EXTRACTED MATERIAL |
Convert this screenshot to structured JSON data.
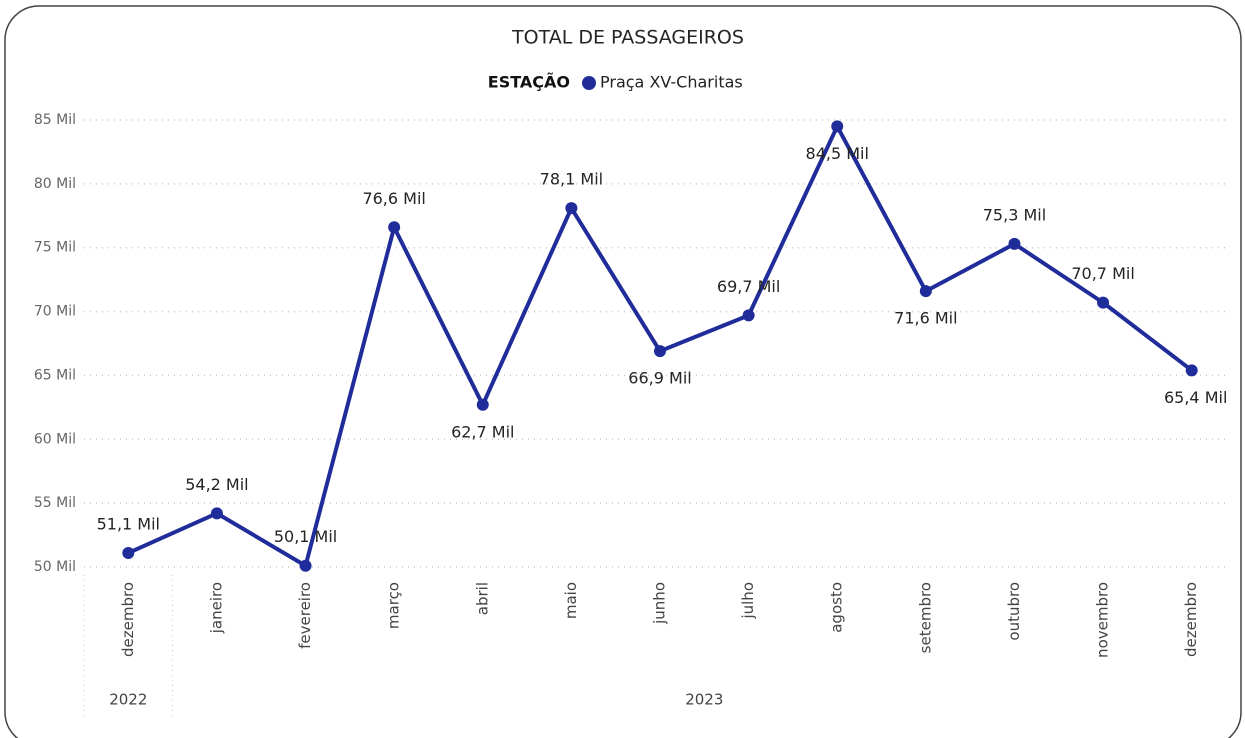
{
  "chart_data": {
    "type": "line",
    "title": "TOTAL DE PASSAGEIROS",
    "legend_title": "ESTAÇÃO",
    "groups": [
      {
        "label": "2022",
        "categories": [
          "dezembro"
        ]
      },
      {
        "label": "2023",
        "categories": [
          "janeiro",
          "fevereiro",
          "março",
          "abril",
          "maio",
          "junho",
          "julho",
          "agosto",
          "setembro",
          "outubro",
          "novembro",
          "dezembro"
        ]
      }
    ],
    "series": [
      {
        "name": "Praça XV-Charitas",
        "color": "#1f2c99",
        "values": [
          51.1,
          54.2,
          50.1,
          76.6,
          62.7,
          78.1,
          66.9,
          69.7,
          84.5,
          71.6,
          75.3,
          70.7,
          65.4
        ],
        "value_labels": [
          "51,1 Mil",
          "54,2 Mil",
          "50,1 Mil",
          "76,6 Mil",
          "62,7 Mil",
          "78,1 Mil",
          "66,9 Mil",
          "69,7 Mil",
          "84,5 Mil",
          "71,6 Mil",
          "75,3 Mil",
          "70,7 Mil",
          "65,4 Mil"
        ]
      }
    ],
    "ylim": [
      50,
      85
    ],
    "yticks": [
      {
        "value": 50,
        "label": "50 Mil"
      },
      {
        "value": 55,
        "label": "55 Mil"
      },
      {
        "value": 60,
        "label": "60 Mil"
      },
      {
        "value": 65,
        "label": "65 Mil"
      },
      {
        "value": 70,
        "label": "70 Mil"
      },
      {
        "value": 75,
        "label": "75 Mil"
      },
      {
        "value": 80,
        "label": "80 Mil"
      },
      {
        "value": 85,
        "label": "85 Mil"
      }
    ],
    "grid": true
  }
}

PROBLEM DESCRIPTION | Reproduce each record above by retyping it exactly; omit all images.

RIGHT ANSWER |
Convert this screenshot to structured JSON data.
{
  "chart_data": {
    "type": "line",
    "title": "TOTAL DE PASSAGEIROS",
    "legend_title": "ESTAÇÃO",
    "groups": [
      {
        "label": "2022",
        "categories": [
          "dezembro"
        ]
      },
      {
        "label": "2023",
        "categories": [
          "janeiro",
          "fevereiro",
          "março",
          "abril",
          "maio",
          "junho",
          "julho",
          "agosto",
          "setembro",
          "outubro",
          "novembro",
          "dezembro"
        ]
      }
    ],
    "series": [
      {
        "name": "Praça XV-Charitas",
        "color": "#1f2c99",
        "values": [
          51.1,
          54.2,
          50.1,
          76.6,
          62.7,
          78.1,
          66.9,
          69.7,
          84.5,
          71.6,
          75.3,
          70.7,
          65.4
        ],
        "value_labels": [
          "51,1 Mil",
          "54,2 Mil",
          "50,1 Mil",
          "76,6 Mil",
          "62,7 Mil",
          "78,1 Mil",
          "66,9 Mil",
          "69,7 Mil",
          "84,5 Mil",
          "71,6 Mil",
          "75,3 Mil",
          "70,7 Mil",
          "65,4 Mil"
        ]
      }
    ],
    "ylim": [
      50,
      85
    ],
    "yticks": [
      {
        "value": 50,
        "label": "50 Mil"
      },
      {
        "value": 55,
        "label": "55 Mil"
      },
      {
        "value": 60,
        "label": "60 Mil"
      },
      {
        "value": 65,
        "label": "65 Mil"
      },
      {
        "value": 70,
        "label": "70 Mil"
      },
      {
        "value": 75,
        "label": "75 Mil"
      },
      {
        "value": 80,
        "label": "80 Mil"
      },
      {
        "value": 85,
        "label": "85 Mil"
      }
    ],
    "grid": true
  }
}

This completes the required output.